▶ _Provided information_
+===+
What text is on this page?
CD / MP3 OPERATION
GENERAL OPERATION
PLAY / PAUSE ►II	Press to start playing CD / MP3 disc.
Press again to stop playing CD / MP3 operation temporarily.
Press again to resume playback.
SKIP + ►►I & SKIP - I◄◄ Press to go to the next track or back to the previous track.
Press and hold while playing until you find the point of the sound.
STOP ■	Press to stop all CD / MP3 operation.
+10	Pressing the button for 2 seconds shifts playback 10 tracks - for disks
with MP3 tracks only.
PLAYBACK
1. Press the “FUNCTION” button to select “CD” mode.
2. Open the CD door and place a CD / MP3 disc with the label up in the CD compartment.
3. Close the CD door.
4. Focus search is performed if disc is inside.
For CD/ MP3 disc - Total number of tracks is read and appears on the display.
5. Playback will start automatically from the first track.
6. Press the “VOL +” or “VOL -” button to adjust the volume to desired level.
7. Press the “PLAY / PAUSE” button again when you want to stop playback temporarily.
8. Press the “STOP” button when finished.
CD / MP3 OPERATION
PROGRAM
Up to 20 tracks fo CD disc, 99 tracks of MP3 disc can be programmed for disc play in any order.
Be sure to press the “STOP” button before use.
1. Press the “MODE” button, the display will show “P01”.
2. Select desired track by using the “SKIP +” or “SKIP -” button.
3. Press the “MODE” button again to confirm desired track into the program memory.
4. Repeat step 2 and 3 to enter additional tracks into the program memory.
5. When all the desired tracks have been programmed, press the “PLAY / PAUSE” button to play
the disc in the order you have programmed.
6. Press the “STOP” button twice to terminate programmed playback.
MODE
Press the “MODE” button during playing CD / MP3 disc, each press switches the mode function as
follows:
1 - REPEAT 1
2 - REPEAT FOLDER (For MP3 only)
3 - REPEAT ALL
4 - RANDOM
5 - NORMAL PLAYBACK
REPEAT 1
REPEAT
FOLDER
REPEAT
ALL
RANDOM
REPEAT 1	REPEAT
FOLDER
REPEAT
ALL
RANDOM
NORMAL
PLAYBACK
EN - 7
+===+
▶ _What you have to do_
All of the material above needs to be retyped word for word.

▶ _Expected answer_
What text is on this page?
CD / MP3 OPERATION
GENERAL OPERATION
PLAY / PAUSE ►II	Press to start playing CD / MP3 disc.
Press again to stop playing CD / MP3 operation temporarily.
Press again to resume playback.
SKIP + ►►I & SKIP - I◄◄ Press to go to the next track or back to the previous track.
Press and hold while playing until you find the point of the sound.
STOP ■	Press to stop all CD / MP3 operation.
+10	Pressing the button for 2 seconds shifts playback 10 tracks - for disks
with MP3 tracks only.
PLAYBACK
1. Press the “FUNCTION” button to select “CD” mode.
2. Open the CD door and place a CD / MP3 disc with the label up in the CD compartment.
3. Close the CD door.
4. Focus search is performed if disc is inside.
For CD/ MP3 disc - Total number of tracks is read and appears on the display.
5. Playback will start automatically from the first track.
6. Press the “VOL +” or “VOL -” button to adjust the volume to desired level.
7. Press the “PLAY / PAUSE” button again when you want to stop playback temporarily.
8. Press the “STOP” button when finished.
CD / MP3 OPERATION
PROGRAM
Up to 20 tracks fo CD disc, 99 tracks of MP3 disc can be programmed for disc play in any order.
Be sure to press the “STOP” button before use.
1. Press the “MODE” button, the display will show “P01”.
2. Select desired track by using the “SKIP +” or “SKIP -” button.
3. Press the “MODE” button again to confirm desired track into the program memory.
4. Repeat step 2 and 3 to enter additional tracks into the program memory.
5. When all the desired tracks have been programmed, press the “PLAY / PAUSE” button to play
the disc in the order you have programmed.
6. Press the “STOP” button twice to terminate programmed playback.
MODE
Press the “MODE” button during playing CD / MP3 disc, each press switches the mode function as
follows:
1 - REPEAT 1
2 - REPEAT FOLDER (For MP3 only)
3 - REPEAT ALL
4 - RANDOM
5 - NORMAL PLAYBACK
REPEAT 1
REPEAT
FOLDER
REPEAT
ALL
RANDOM
REPEAT 1	REPEAT
FOLDER
REPEAT
ALL
RANDOM
NORMAL
PLAYBACK
EN - 7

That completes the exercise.